== EXTRAIT À LIRE ==
--------------------------------
Chaque époque a été révolutionnée sur le plan littéraire par des personnes qui ont apporté un nouveau style littéraire. Le Chateaubriand ou le Céline du 21e siècle pourrait-il être un ordinateur ?

Je pense que les auteurs majeurs d’aujourd’hui bloguent, en tout cas publient en numérique plutôt qu’en papier. Ils écrivent pour la forme nouvelle de leur temps. Si demain nous avons des machines intelligentes, elles addopteront également la forme de leur temps, une forme propre aux machines et peut-être très étranges pour nous. Je ne vois pas pourquoi elles ne seraient que littéraires. La littérature, c’est un concept humain a priori.

En quoi cela révolutionnerait-il notre rapport à la lecture, à la création, et au génie ? Faut-il s'en méfier ?
--------------------------------
== LIGNES DE DONNÉES ==
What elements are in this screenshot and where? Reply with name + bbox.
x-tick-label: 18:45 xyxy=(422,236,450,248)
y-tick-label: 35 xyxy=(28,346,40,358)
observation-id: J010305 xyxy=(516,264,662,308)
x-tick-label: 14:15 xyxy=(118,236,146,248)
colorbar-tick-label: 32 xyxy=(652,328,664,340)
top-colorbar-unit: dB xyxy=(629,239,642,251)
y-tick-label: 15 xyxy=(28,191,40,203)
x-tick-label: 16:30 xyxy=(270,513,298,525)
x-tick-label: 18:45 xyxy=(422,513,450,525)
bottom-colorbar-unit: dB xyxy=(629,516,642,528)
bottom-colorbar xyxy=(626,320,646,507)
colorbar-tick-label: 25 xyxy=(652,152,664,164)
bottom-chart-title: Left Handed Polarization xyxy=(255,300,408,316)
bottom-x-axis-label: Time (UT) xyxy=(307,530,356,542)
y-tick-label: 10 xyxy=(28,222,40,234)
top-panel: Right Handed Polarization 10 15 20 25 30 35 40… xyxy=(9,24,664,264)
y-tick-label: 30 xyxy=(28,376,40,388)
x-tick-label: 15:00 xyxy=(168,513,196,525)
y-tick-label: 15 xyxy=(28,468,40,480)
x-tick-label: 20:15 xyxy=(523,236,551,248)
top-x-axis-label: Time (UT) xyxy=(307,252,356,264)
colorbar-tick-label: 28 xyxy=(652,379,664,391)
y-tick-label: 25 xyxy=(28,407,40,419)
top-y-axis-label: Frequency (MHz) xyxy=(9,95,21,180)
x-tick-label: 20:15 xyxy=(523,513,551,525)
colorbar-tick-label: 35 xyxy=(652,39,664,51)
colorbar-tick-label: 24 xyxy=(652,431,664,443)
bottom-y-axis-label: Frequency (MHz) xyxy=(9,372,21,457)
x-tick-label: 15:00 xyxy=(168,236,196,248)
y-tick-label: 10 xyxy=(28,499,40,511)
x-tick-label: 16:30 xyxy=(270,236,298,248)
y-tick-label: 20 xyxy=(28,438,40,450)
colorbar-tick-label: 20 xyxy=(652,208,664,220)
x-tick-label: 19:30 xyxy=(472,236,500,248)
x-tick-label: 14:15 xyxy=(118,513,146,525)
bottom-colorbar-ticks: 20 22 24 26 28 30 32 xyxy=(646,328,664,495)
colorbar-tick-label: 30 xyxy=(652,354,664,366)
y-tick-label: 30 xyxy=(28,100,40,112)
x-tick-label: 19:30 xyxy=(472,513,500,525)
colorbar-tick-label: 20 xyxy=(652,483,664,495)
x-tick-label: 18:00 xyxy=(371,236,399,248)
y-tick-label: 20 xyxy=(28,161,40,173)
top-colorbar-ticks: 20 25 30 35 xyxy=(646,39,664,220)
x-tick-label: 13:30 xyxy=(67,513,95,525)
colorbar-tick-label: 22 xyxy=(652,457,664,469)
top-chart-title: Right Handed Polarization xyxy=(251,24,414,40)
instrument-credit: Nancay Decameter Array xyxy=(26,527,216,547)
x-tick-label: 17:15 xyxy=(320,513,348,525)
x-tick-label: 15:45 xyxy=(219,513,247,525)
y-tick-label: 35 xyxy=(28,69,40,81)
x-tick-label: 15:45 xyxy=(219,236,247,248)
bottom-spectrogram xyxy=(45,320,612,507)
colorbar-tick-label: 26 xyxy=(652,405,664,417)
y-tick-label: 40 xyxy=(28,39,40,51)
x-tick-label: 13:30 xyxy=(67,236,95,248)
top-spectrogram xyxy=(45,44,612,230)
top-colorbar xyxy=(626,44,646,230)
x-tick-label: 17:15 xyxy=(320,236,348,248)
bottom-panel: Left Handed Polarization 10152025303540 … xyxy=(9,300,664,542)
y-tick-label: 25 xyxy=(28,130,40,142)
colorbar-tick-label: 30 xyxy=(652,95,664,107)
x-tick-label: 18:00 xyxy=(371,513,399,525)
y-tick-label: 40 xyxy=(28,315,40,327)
--------------------------------
== CONSIGNES ==
1) Reproduisez mot pour mot les entrées, depuis la toute première jusqu'à la ligne contenant « top-colorbar-unit: dB xyxy=(629,239,642,251) », celle-ci comprise.
2) Prolongez l'extrait sur la littérature et les machines intelligentes à partir de sa dernière phrase.
L'extrait et les entrées sont deux matériaux indépendants l'un de l'autre.

== RÉPONSES ATTENDUES ==
1)
What elements are in this screenshot and where? Reply with name + bbox.
x-tick-label: 18:45 xyxy=(422,236,450,248)
y-tick-label: 35 xyxy=(28,346,40,358)
observation-id: J010305 xyxy=(516,264,662,308)
x-tick-label: 14:15 xyxy=(118,236,146,248)
colorbar-tick-label: 32 xyxy=(652,328,664,340)
top-colorbar-unit: dB xyxy=(629,239,642,251)

2)
Si des machines deviennent plus intelligentes et plus géniales que nous, nous ne serons plus l’espèce dominante sur cette planète. Ça nous rendra peut-être enfin humbles. Parce que si nous ne le devenons pas, je ne donne pas cher de notre peau. Quant à la lecture, ce n’est qu’une technologie. Rien ne prouve qu’elle sera éternelle, même si nous-mêmes imaginons mal vivre sans elle. Demain l’art pourrait toucher directement nos cerveaux comme l’a l’imaginé Ayerdhal dans La Bohème et l'Ivraie.